# Directions for this task
Please go line by line through the material and copy each one containing the word "indican".

# Records shown
▼▼▼
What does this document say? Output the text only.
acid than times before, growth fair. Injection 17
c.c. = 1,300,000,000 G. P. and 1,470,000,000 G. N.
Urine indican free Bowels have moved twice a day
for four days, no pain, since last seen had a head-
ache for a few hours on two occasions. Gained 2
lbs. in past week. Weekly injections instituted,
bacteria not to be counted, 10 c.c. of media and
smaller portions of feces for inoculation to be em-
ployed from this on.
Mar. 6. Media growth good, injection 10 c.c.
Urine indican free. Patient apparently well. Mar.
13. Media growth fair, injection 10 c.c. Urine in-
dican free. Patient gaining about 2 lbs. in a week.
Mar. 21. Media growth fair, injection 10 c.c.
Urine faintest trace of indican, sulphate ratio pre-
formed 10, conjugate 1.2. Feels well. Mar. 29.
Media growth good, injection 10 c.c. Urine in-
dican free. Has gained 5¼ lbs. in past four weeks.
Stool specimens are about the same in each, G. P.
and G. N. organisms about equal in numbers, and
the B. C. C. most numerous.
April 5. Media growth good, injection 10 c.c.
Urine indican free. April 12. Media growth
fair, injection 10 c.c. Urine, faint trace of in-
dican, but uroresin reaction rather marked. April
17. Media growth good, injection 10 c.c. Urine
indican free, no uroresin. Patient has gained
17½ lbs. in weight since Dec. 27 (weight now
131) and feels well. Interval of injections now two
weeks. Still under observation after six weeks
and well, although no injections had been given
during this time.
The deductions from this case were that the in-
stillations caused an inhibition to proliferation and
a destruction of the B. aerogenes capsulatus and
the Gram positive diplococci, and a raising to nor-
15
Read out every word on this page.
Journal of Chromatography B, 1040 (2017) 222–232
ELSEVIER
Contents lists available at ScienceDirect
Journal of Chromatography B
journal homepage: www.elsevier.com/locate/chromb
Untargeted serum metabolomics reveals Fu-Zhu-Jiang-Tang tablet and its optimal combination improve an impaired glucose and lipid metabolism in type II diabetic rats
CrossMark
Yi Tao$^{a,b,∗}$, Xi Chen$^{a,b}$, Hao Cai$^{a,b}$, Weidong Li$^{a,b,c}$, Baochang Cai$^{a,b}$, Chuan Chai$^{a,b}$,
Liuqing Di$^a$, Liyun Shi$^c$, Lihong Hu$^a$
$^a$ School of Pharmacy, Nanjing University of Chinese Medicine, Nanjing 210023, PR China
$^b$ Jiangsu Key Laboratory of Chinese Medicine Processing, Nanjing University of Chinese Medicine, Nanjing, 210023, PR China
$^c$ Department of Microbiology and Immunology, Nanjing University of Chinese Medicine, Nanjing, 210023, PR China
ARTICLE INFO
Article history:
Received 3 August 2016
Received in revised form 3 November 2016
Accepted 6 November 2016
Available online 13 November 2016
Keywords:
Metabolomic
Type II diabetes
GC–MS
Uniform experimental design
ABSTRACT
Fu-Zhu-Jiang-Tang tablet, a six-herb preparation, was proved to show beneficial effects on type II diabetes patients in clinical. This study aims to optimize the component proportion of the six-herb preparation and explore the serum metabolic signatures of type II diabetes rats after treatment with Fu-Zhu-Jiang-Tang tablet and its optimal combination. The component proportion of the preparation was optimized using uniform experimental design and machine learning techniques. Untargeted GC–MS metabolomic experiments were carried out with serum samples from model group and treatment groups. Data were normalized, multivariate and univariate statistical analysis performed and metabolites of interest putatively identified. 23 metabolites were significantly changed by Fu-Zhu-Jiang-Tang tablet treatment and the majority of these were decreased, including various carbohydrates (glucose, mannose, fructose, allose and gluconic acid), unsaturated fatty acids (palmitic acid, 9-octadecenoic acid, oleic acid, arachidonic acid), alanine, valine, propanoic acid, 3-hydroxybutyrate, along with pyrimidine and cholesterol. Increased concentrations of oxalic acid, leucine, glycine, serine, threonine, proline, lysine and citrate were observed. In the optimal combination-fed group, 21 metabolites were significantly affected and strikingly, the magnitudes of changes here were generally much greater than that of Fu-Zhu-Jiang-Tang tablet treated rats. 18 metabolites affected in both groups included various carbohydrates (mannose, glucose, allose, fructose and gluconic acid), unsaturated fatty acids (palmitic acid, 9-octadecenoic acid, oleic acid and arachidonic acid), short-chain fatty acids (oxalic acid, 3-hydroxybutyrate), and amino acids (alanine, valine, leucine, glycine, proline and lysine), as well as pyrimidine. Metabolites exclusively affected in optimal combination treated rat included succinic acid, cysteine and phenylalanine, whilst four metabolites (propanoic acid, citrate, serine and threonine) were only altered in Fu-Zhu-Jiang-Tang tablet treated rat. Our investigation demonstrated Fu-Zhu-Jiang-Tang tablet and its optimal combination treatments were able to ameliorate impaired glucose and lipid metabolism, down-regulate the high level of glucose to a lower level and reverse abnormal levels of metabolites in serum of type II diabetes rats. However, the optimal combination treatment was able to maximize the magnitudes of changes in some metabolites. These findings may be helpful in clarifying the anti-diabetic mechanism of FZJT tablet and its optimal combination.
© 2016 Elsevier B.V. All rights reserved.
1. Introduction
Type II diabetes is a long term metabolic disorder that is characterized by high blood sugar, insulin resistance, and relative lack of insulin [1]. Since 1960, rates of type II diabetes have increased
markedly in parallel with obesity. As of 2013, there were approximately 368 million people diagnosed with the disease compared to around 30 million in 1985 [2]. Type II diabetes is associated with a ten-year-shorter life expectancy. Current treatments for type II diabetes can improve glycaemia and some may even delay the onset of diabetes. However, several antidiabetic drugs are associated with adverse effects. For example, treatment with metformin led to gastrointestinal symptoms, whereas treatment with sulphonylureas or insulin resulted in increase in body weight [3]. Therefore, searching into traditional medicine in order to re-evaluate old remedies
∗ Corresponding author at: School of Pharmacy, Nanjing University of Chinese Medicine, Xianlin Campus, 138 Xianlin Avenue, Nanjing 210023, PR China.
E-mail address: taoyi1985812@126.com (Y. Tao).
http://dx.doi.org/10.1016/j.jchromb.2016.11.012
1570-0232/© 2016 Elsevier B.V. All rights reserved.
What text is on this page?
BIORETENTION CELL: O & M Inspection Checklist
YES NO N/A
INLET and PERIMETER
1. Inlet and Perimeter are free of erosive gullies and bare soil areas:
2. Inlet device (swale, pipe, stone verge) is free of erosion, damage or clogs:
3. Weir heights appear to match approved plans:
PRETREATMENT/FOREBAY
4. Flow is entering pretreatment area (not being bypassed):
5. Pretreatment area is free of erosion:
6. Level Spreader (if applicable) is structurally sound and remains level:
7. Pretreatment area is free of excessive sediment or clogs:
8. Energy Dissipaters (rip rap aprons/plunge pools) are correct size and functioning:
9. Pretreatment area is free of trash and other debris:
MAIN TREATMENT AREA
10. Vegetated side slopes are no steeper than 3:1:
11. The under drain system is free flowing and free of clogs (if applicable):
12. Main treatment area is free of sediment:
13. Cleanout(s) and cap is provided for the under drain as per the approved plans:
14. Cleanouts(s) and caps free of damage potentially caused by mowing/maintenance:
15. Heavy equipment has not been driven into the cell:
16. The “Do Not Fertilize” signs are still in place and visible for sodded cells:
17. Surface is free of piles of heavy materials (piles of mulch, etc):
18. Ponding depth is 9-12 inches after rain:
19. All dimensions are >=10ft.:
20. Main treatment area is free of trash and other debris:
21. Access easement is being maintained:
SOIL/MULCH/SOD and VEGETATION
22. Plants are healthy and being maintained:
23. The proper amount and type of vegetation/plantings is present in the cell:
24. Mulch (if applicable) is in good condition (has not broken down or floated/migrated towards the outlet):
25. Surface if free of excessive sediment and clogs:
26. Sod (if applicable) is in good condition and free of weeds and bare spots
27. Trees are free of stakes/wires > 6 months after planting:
▲▲▲
# Problem solution
Urine indican free Bowels have moved twice a day
Urine indican free. Patient apparently well. Mar.
Urine faintest trace of indican, sulphate ratio pre-
Urine indican free. April 12. Media growth
indican free, no uroresin. Patient has gained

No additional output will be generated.